Material to process ::
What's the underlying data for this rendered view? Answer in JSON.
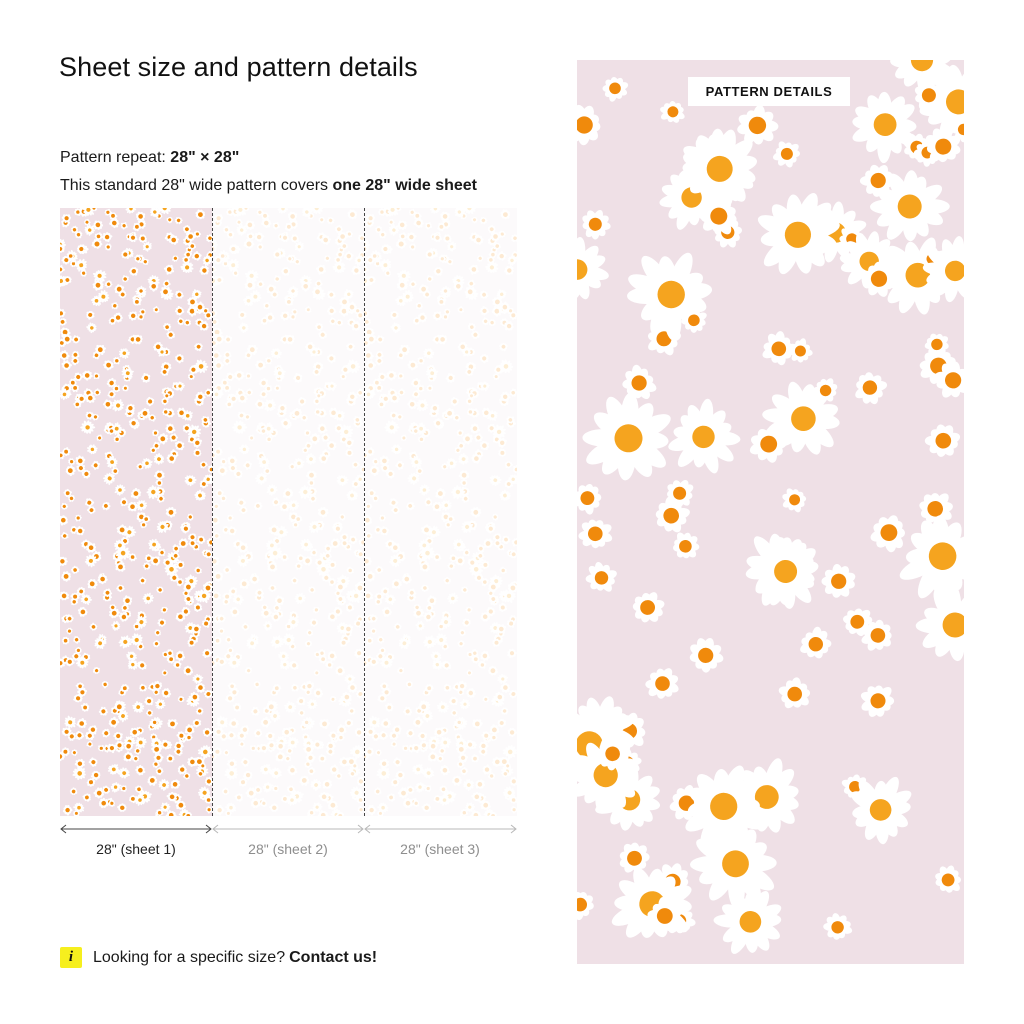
{
  "page": {
    "title": "Sheet size and pattern details",
    "pattern_repeat_label": "Pattern repeat: ",
    "pattern_repeat_value": "28\" × 28\"",
    "coverage_prefix": "This standard 28\" wide pattern covers ",
    "coverage_value": "one 28\" wide sheet"
  },
  "sheets": {
    "labels": [
      "28\" (sheet 1)",
      "28\" (sheet 2)",
      "28\" (sheet 3)"
    ]
  },
  "help": {
    "icon": "info-icon",
    "text": "Looking for a specific size?",
    "link": "Contact us!"
  },
  "detail": {
    "tag": "PATTERN DETAILS"
  },
  "colors": {
    "background_pink": "#efe0e6",
    "petal": "#ffffff",
    "center_orange": "#f5a41f",
    "center_dark_orange": "#f08a0c",
    "badge_yellow": "#f6ef1e"
  }
}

The task :: Quote every record above exactly, omitting any pictures they contain.

Solution to this problem ::
What's the underlying data for this rendered view? Answer in JSON.
{
  "page": {
    "title": "Sheet size and pattern details",
    "pattern_repeat_label": "Pattern repeat: ",
    "pattern_repeat_value": "28\" × 28\"",
    "coverage_prefix": "This standard 28\" wide pattern covers ",
    "coverage_value": "one 28\" wide sheet"
  },
  "sheets": {
    "labels": [
      "28\" (sheet 1)",
      "28\" (sheet 2)",
      "28\" (sheet 3)"
    ]
  },
  "help": {
    "icon": "info-icon",
    "text": "Looking for a specific size?",
    "link": "Contact us!"
  },
  "detail": {
    "tag": "PATTERN DETAILS"
  },
  "colors": {
    "background_pink": "#efe0e6",
    "petal": "#ffffff",
    "center_orange": "#f5a41f",
    "center_dark_orange": "#f08a0c",
    "badge_yellow": "#f6ef1e"
  }
}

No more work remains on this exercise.